__DATA EXTRACT__
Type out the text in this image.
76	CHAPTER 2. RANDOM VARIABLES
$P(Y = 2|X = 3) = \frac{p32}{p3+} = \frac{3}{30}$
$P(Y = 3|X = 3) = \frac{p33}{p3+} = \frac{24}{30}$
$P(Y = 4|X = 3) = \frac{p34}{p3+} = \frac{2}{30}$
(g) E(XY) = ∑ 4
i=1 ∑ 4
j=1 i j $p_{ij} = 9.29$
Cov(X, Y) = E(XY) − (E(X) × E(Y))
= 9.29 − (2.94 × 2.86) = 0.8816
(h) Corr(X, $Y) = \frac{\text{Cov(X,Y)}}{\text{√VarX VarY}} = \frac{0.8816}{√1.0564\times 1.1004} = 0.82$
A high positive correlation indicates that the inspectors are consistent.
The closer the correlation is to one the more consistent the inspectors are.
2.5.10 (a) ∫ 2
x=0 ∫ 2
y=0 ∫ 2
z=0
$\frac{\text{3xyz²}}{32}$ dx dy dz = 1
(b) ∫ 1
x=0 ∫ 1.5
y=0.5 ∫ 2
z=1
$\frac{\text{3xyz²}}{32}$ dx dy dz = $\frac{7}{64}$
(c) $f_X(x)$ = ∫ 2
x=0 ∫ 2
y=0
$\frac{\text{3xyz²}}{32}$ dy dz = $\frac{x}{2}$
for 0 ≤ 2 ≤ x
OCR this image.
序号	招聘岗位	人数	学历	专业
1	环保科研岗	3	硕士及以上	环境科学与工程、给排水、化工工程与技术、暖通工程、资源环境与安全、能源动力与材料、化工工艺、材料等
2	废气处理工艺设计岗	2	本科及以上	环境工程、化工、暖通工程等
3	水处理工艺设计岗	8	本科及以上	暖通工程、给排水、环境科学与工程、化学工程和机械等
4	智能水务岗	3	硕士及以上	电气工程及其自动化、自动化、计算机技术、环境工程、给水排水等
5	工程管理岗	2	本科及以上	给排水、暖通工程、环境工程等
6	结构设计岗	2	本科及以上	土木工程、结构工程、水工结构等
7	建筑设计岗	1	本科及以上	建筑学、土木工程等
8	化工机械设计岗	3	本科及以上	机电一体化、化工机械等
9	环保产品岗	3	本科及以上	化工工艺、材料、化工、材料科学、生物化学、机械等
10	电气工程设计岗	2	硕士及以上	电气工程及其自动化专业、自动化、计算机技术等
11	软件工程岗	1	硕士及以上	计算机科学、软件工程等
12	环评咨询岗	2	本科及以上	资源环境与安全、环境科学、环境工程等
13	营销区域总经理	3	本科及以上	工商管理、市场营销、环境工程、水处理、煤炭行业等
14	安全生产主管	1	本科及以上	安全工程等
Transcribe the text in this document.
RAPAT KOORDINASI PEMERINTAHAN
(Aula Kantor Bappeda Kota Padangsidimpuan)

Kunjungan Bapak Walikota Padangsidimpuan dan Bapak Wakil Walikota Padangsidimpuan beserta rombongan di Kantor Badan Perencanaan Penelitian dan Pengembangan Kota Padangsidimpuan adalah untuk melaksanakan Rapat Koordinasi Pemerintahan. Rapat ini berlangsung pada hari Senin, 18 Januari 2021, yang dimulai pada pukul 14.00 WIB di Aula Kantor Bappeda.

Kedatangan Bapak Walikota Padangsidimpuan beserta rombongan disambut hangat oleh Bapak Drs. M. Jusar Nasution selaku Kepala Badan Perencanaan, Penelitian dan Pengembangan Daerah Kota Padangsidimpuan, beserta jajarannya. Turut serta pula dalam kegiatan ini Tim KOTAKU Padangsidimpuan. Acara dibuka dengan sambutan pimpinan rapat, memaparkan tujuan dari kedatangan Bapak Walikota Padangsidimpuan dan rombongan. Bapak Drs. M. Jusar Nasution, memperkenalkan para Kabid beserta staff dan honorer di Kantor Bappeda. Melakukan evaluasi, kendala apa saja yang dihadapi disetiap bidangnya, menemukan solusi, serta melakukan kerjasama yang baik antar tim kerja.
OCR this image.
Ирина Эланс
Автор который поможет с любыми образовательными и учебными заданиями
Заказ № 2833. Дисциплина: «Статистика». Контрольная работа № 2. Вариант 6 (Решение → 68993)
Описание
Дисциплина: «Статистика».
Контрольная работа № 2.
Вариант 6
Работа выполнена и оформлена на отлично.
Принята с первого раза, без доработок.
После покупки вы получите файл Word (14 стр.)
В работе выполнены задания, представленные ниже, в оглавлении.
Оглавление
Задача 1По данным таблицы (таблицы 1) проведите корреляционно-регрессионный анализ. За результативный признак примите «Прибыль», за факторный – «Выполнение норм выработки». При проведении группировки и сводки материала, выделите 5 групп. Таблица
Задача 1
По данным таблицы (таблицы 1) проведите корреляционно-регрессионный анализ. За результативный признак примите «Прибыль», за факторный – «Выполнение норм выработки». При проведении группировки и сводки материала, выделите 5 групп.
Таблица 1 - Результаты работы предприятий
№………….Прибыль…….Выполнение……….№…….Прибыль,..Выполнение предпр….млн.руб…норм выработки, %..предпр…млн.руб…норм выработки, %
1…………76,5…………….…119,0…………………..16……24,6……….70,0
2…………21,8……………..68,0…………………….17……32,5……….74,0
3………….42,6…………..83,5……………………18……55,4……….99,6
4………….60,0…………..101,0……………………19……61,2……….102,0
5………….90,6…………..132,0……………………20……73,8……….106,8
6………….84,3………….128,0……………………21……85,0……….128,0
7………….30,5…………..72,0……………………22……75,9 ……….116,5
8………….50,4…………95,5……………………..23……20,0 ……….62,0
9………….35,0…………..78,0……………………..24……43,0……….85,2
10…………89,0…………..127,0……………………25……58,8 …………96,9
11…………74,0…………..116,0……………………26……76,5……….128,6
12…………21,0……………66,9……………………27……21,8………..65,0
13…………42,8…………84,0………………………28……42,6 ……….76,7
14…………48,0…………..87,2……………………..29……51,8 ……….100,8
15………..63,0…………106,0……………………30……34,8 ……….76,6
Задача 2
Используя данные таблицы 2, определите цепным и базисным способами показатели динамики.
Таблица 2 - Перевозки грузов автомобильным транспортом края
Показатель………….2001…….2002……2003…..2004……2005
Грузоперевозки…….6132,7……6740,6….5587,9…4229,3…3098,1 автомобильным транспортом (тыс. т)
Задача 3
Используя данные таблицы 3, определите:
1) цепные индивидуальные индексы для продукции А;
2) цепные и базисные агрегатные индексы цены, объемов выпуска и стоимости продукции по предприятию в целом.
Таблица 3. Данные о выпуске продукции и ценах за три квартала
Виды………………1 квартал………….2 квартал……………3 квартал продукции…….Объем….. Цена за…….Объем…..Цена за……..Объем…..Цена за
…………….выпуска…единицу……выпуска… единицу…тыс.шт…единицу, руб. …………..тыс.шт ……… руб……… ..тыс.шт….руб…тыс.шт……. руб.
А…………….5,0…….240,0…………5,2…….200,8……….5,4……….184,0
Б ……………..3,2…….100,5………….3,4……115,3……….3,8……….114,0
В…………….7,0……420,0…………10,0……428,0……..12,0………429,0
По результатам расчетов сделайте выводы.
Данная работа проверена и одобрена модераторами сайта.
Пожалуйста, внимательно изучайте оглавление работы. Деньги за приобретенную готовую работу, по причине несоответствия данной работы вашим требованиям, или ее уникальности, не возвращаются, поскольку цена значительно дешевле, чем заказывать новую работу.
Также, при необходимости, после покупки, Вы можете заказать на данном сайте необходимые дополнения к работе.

__WORK TO DO__
Extract the entries above verbatim.

__ANSWER TO THIS TASK__
Type out the text in this image.
76	CHAPTER 2. RANDOM VARIABLES
$P(Y = 2|X = 3) = \frac{p32}{p3+} = \frac{3}{30}$
$P(Y = 3|X = 3) = \frac{p33}{p3+} = \frac{24}{30}$
$P(Y = 4|X = 3) = \frac{p34}{p3+} = \frac{2}{30}$
(g) E(XY) = ∑ 4
i=1 ∑ 4
j=1 i j $p_{ij} = 9.29$
Cov(X, Y) = E(XY) − (E(X) × E(Y))
= 9.29 − (2.94 × 2.86) = 0.8816
(h) Corr(X, $Y) = \frac{\text{Cov(X,Y)}}{\text{√VarX VarY}} = \frac{0.8816}{√1.0564\times 1.1004} = 0.82$
A high positive correlation indicates that the inspectors are consistent.
The closer the correlation is to one the more consistent the inspectors are.
2.5.10 (a) ∫ 2
x=0 ∫ 2
y=0 ∫ 2
z=0
$\frac{\text{3xyz²}}{32}$ dx dy dz = 1
(b) ∫ 1
x=0 ∫ 1.5
y=0.5 ∫ 2
z=1
$\frac{\text{3xyz²}}{32}$ dx dy dz = $\frac{7}{64}$
(c) $f_X(x)$ = ∫ 2
x=0 ∫ 2
y=0
$\frac{\text{3xyz²}}{32}$ dy dz = $\frac{x}{2}$
for 0 ≤ 2 ≤ x
OCR this image.
序号	招聘岗位	人数	学历	专业
1	环保科研岗	3	硕士及以上	环境科学与工程、给排水、化工工程与技术、暖通工程、资源环境与安全、能源动力与材料、化工工艺、材料等
2	废气处理工艺设计岗	2	本科及以上	环境工程、化工、暖通工程等
3	水处理工艺设计岗	8	本科及以上	暖通工程、给排水、环境科学与工程、化学工程和机械等
4	智能水务岗	3	硕士及以上	电气工程及其自动化、自动化、计算机技术、环境工程、给水排水等
5	工程管理岗	2	本科及以上	给排水、暖通工程、环境工程等
6	结构设计岗	2	本科及以上	土木工程、结构工程、水工结构等
7	建筑设计岗	1	本科及以上	建筑学、土木工程等
8	化工机械设计岗	3	本科及以上	机电一体化、化工机械等
9	环保产品岗	3	本科及以上	化工工艺、材料、化工、材料科学、生物化学、机械等
10	电气工程设计岗	2	硕士及以上	电气工程及其自动化专业、自动化、计算机技术等
11	软件工程岗	1	硕士及以上	计算机科学、软件工程等
12	环评咨询岗	2	本科及以上	资源环境与安全、环境科学、环境工程等
13	营销区域总经理	3	本科及以上	工商管理、市场营销、环境工程、水处理、煤炭行业等
14	安全生产主管	1	本科及以上	安全工程等
Transcribe the text in this document.
RAPAT KOORDINASI PEMERINTAHAN
(Aula Kantor Bappeda Kota Padangsidimpuan)

Kunjungan Bapak Walikota Padangsidimpuan dan Bapak Wakil Walikota Padangsidimpuan beserta rombongan di Kantor Badan Perencanaan Penelitian dan Pengembangan Kota Padangsidimpuan adalah untuk melaksanakan Rapat Koordinasi Pemerintahan. Rapat ini berlangsung pada hari Senin, 18 Januari 2021, yang dimulai pada pukul 14.00 WIB di Aula Kantor Bappeda.

Kedatangan Bapak Walikota Padangsidimpuan beserta rombongan disambut hangat oleh Bapak Drs. M. Jusar Nasution selaku Kepala Badan Perencanaan, Penelitian dan Pengembangan Daerah Kota Padangsidimpuan, beserta jajarannya. Turut serta pula dalam kegiatan ini Tim KOTAKU Padangsidimpuan. Acara dibuka dengan sambutan pimpinan rapat, memaparkan tujuan dari kedatangan Bapak Walikota Padangsidimpuan dan rombongan. Bapak Drs. M. Jusar Nasution, memperkenalkan para Kabid beserta staff dan honorer di Kantor Bappeda. Melakukan evaluasi, kendala apa saja yang dihadapi disetiap bidangnya, menemukan solusi, serta melakukan kerjasama yang baik antar tim kerja.
OCR this image.
Ирина Эланс
Автор который поможет с любыми образовательными и учебными заданиями
Заказ № 2833. Дисциплина: «Статистика». Контрольная работа № 2. Вариант 6 (Решение → 68993)
Описание
Дисциплина: «Статистика».
Контрольная работа № 2.
Вариант 6
Работа выполнена и оформлена на отлично.
Принята с первого раза, без доработок.
После покупки вы получите файл Word (14 стр.)
В работе выполнены задания, представленные ниже, в оглавлении.
Оглавление
Задача 1По данным таблицы (таблицы 1) проведите корреляционно-регрессионный анализ. За результативный признак примите «Прибыль», за факторный – «Выполнение норм выработки». При проведении группировки и сводки материала, выделите 5 групп. Таблица
Задача 1
По данным таблицы (таблицы 1) проведите корреляционно-регрессионный анализ. За результативный признак примите «Прибыль», за факторный – «Выполнение норм выработки». При проведении группировки и сводки материала, выделите 5 групп.
Таблица 1 - Результаты работы предприятий
№………….Прибыль…….Выполнение……….№…….Прибыль,..Выполнение предпр….млн.руб…норм выработки, %..предпр…млн.руб…норм выработки, %
1…………76,5…………….…119,0…………………..16……24,6……….70,0
2…………21,8……………..68,0…………………….17……32,5……….74,0
3………….42,6…………..83,5……………………18……55,4……….99,6
4………….60,0…………..101,0……………………19……61,2……….102,0
5………….90,6…………..132,0……………………20……73,8……….106,8
6………….84,3………….128,0……………………21……85,0……….128,0
7………….30,5…………..72,0……………………22……75,9 ……….116,5
8………….50,4…………95,5……………………..23……20,0 ……….62,0
9………….35,0…………..78,0……………………..24……43,0……….85,2
10…………89,0…………..127,0……………………25……58,8 …………96,9
11…………74,0…………..116,0……………………26……76,5……….128,6
12…………21,0……………66,9……………………27……21,8………..65,0
13…………42,8…………84,0………………………28……42,6 ……….76,7
14…………48,0…………..87,2……………………..29……51,8 ……….100,8
15………..63,0…………106,0……………………30……34,8 ……….76,6
Задача 2
Используя данные таблицы 2, определите цепным и базисным способами показатели динамики.
Таблица 2 - Перевозки грузов автомобильным транспортом края
Показатель………….2001…….2002……2003…..2004……2005
Грузоперевозки…….6132,7……6740,6….5587,9…4229,3…3098,1 автомобильным транспортом (тыс. т)
Задача 3
Используя данные таблицы 3, определите:
1) цепные индивидуальные индексы для продукции А;
2) цепные и базисные агрегатные индексы цены, объемов выпуска и стоимости продукции по предприятию в целом.
Таблица 3. Данные о выпуске продукции и ценах за три квартала
Виды………………1 квартал………….2 квартал……………3 квартал продукции…….Объем….. Цена за…….Объем…..Цена за……..Объем…..Цена за
…………….выпуска…единицу……выпуска… единицу…тыс.шт…единицу, руб. …………..тыс.шт ……… руб……… ..тыс.шт….руб…тыс.шт……. руб.
А…………….5,0…….240,0…………5,2…….200,8……….5,4……….184,0
Б ……………..3,2…….100,5………….3,4……115,3……….3,8……….114,0
В…………….7,0……420,0…………10,0……428,0……..12,0………429,0
По результатам расчетов сделайте выводы.
Данная работа проверена и одобрена модераторами сайта.
Пожалуйста, внимательно изучайте оглавление работы. Деньги за приобретенную готовую работу, по причине несоответствия данной работы вашим требованиям, или ее уникальности, не возвращаются, поскольку цена значительно дешевле, чем заказывать новую работу.
Также, при необходимости, после покупки, Вы можете заказать на данном сайте необходимые дополнения к работе.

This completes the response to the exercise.